Reading passage:

__________

Adrianne Lenker of Big Thief interview: "I've been screaming a lot lately."
A couple of weeks before meeting Adrianne Lenker to discuss U.F.O.F., the third album from Big Thief, I had witnessed her solo performance at London’s Union Chapel. While I had thoroughly enjoyed all of her recorded work, it was in seeing her in this hallowed arena that I first fully registered just how preternaturally gifted a musician and songwriter she is. She didn’t merely play the songs, they moved through her, and simply being in her presence allowed us to conjoin in that mystical energy conduction.
So, meeting her to discuss U.F.O.F. was nerve-wracking. To sit with this woman - who in my mind was pretty much a deity - was something I wasn’t sure I was worthy of. I had only had the album for a week – nowhere near enough time to get beneath its surface – and when I sat across from her in a hotel in Bethnal Green, my questions suddenly seemed simplistic, naïve, childish.

__________

Excerpted records:

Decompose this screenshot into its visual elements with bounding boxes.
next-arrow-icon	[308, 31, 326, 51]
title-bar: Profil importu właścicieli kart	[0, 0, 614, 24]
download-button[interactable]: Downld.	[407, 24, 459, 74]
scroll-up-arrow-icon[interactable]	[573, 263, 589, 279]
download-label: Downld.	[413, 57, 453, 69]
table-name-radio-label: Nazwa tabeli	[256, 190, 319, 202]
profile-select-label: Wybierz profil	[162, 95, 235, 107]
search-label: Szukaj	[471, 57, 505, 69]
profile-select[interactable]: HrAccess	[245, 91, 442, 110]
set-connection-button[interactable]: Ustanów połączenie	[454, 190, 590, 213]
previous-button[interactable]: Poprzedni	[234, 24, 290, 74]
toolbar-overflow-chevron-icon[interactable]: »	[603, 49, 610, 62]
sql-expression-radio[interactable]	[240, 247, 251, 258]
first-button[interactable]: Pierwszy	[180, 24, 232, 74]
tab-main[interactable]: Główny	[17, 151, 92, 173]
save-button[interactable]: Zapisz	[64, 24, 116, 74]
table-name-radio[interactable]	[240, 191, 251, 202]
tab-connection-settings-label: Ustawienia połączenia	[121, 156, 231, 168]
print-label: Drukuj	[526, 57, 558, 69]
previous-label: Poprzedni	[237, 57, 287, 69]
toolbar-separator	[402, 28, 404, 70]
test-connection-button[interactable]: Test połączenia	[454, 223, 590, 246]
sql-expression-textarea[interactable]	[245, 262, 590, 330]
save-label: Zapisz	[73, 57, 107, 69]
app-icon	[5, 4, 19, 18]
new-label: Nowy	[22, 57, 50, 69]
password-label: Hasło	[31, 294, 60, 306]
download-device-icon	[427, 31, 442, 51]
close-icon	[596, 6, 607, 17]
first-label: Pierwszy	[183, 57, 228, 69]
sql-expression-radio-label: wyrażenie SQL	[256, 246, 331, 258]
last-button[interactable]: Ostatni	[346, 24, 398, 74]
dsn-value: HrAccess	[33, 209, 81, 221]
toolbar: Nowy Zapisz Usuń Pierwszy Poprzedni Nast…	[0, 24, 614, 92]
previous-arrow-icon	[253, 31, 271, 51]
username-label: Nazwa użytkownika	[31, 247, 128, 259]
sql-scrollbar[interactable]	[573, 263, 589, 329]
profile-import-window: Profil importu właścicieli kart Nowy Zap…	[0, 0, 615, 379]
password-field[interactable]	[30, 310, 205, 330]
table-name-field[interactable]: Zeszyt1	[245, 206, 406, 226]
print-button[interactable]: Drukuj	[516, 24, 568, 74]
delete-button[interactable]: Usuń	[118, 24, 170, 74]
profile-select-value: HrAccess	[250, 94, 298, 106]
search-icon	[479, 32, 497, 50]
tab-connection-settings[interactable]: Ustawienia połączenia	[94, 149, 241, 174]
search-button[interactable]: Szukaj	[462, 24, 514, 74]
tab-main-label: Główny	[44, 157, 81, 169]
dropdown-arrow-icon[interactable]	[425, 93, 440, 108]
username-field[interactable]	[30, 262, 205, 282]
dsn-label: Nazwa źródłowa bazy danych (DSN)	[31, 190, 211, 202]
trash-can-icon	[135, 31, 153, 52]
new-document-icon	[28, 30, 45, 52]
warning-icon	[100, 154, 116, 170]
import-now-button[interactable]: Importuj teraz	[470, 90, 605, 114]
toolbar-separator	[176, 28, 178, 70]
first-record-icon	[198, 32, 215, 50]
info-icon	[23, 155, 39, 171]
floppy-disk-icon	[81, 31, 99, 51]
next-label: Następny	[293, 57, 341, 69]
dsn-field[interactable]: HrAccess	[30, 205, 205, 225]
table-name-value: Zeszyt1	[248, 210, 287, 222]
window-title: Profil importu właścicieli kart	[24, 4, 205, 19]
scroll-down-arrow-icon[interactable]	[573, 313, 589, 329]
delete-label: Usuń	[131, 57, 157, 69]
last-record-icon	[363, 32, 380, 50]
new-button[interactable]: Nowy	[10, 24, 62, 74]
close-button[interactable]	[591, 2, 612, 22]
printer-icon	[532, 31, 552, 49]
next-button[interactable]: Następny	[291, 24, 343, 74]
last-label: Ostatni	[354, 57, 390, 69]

__________

Required action 1: In the Adrianne Lenker interview, rewrite the passage from "Adrianne Lenker of" to "mystical energy conduction.", changing "Union Chapel" to "Barbican".
Required action 2: Name every place that the Adrianne Lenker interview mentions.

Written answer 1:
Adrianne Lenker of Big Thief interview: "I've been screaming a lot lately."
A couple of weeks before meeting Adrianne Lenker to discuss U.F.O.F., the third album from Big Thief, I had witnessed her solo performance at London’s Barbican. While I had thoroughly enjoyed all of her recorded work, it was in seeing her in this hallowed arena that I first fully registered just how preternaturally gifted a musician and songwriter she is. She didn’t merely play the songs, they moved through her, and simply being in her presence allowed us to conjoin in that mystical energy conduction.

Written answer 2: London, Union Chapel, Bethnal Green